YOUR GOAL » Write the material out again exactly.
### INFORMATION SHOWN ###
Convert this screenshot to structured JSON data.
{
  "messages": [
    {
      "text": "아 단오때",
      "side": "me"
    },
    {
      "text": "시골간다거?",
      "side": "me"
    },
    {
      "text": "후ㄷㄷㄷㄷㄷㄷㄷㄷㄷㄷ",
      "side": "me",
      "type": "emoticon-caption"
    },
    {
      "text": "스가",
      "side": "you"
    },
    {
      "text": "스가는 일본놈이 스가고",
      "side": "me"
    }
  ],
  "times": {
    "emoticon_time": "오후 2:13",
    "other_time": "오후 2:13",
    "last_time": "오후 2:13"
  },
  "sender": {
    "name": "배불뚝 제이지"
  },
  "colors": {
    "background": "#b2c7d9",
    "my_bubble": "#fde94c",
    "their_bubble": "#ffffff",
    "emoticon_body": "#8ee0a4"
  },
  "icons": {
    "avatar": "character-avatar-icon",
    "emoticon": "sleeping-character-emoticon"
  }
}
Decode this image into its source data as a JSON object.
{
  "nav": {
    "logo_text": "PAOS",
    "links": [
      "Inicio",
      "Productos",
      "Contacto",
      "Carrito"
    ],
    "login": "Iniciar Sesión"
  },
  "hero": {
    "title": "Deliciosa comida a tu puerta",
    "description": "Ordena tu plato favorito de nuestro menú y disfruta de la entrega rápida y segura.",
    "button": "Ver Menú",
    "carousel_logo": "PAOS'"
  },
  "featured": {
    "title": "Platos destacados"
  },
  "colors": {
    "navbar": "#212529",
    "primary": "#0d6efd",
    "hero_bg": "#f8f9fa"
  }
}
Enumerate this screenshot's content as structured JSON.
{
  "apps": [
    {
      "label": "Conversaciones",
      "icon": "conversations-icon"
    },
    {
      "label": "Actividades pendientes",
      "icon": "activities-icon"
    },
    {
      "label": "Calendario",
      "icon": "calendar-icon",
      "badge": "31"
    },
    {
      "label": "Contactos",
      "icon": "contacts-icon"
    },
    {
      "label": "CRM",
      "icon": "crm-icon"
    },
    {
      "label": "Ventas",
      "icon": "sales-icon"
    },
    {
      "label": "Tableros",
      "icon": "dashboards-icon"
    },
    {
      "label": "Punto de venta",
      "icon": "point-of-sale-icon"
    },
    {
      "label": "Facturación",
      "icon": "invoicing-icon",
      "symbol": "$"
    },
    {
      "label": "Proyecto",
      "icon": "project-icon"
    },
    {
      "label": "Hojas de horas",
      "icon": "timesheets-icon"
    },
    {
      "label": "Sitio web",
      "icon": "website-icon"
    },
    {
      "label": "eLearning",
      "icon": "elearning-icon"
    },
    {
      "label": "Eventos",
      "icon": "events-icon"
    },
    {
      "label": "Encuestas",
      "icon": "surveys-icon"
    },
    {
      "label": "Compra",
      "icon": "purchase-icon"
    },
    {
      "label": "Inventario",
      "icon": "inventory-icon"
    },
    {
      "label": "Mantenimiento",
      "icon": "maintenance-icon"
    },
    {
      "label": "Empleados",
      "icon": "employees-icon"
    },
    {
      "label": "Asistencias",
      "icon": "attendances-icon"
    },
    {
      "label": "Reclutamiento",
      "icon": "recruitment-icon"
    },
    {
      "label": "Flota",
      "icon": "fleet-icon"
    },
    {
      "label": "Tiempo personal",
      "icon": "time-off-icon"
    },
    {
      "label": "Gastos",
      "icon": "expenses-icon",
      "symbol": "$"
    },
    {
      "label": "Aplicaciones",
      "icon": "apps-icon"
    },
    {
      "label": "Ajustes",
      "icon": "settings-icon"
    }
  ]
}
###
THE OUTPUT »
Convert this screenshot to structured JSON data.
{
  "messages": [
    {
      "text": "아 단오때",
      "side": "me"
    },
    {
      "text": "시골간다거?",
      "side": "me"
    },
    {
      "text": "후ㄷㄷㄷㄷㄷㄷㄷㄷㄷㄷ",
      "side": "me",
      "type": "emoticon-caption"
    },
    {
      "text": "스가",
      "side": "you"
    },
    {
      "text": "스가는 일본놈이 스가고",
      "side": "me"
    }
  ],
  "times": {
    "emoticon_time": "오후 2:13",
    "other_time": "오후 2:13",
    "last_time": "오후 2:13"
  },
  "sender": {
    "name": "배불뚝 제이지"
  },
  "colors": {
    "background": "#b2c7d9",
    "my_bubble": "#fde94c",
    "their_bubble": "#ffffff",
    "emoticon_body": "#8ee0a4"
  },
  "icons": {
    "avatar": "character-avatar-icon",
    "emoticon": "sleeping-character-emoticon"
  }
}
Decode this image into its source data as a JSON object.
{
  "nav": {
    "logo_text": "PAOS",
    "links": [
      "Inicio",
      "Productos",
      "Contacto",
      "Carrito"
    ],
    "login": "Iniciar Sesión"
  },
  "hero": {
    "title": "Deliciosa comida a tu puerta",
    "description": "Ordena tu plato favorito de nuestro menú y disfruta de la entrega rápida y segura.",
    "button": "Ver Menú",
    "carousel_logo": "PAOS'"
  },
  "featured": {
    "title": "Platos destacados"
  },
  "colors": {
    "navbar": "#212529",
    "primary": "#0d6efd",
    "hero_bg": "#f8f9fa"
  }
}
Enumerate this screenshot's content as structured JSON.
{
  "apps": [
    {
      "label": "Conversaciones",
      "icon": "conversations-icon"
    },
    {
      "label": "Actividades pendientes",
      "icon": "activities-icon"
    },
    {
      "label": "Calendario",
      "icon": "calendar-icon",
      "badge": "31"
    },
    {
      "label": "Contactos",
      "icon": "contacts-icon"
    },
    {
      "label": "CRM",
      "icon": "crm-icon"
    },
    {
      "label": "Ventas",
      "icon": "sales-icon"
    },
    {
      "label": "Tableros",
      "icon": "dashboards-icon"
    },
    {
      "label": "Punto de venta",
      "icon": "point-of-sale-icon"
    },
    {
      "label": "Facturación",
      "icon": "invoicing-icon",
      "symbol": "$"
    },
    {
      "label": "Proyecto",
      "icon": "project-icon"
    },
    {
      "label": "Hojas de horas",
      "icon": "timesheets-icon"
    },
    {
      "label": "Sitio web",
      "icon": "website-icon"
    },
    {
      "label": "eLearning",
      "icon": "elearning-icon"
    },
    {
      "label": "Eventos",
      "icon": "events-icon"
    },
    {
      "label": "Encuestas",
      "icon": "surveys-icon"
    },
    {
      "label": "Compra",
      "icon": "purchase-icon"
    },
    {
      "label": "Inventario",
      "icon": "inventory-icon"
    },
    {
      "label": "Mantenimiento",
      "icon": "maintenance-icon"
    },
    {
      "label": "Empleados",
      "icon": "employees-icon"
    },
    {
      "label": "Asistencias",
      "icon": "attendances-icon"
    },
    {
      "label": "Reclutamiento",
      "icon": "recruitment-icon"
    },
    {
      "label": "Flota",
      "icon": "fleet-icon"
    },
    {
      "label": "Tiempo personal",
      "icon": "time-off-icon"
    },
    {
      "label": "Gastos",
      "icon": "expenses-icon",
      "symbol": "$"
    },
    {
      "label": "Aplicaciones",
      "icon": "apps-icon"
    },
    {
      "label": "Ajustes",
      "icon": "settings-icon"
    }
  ]
}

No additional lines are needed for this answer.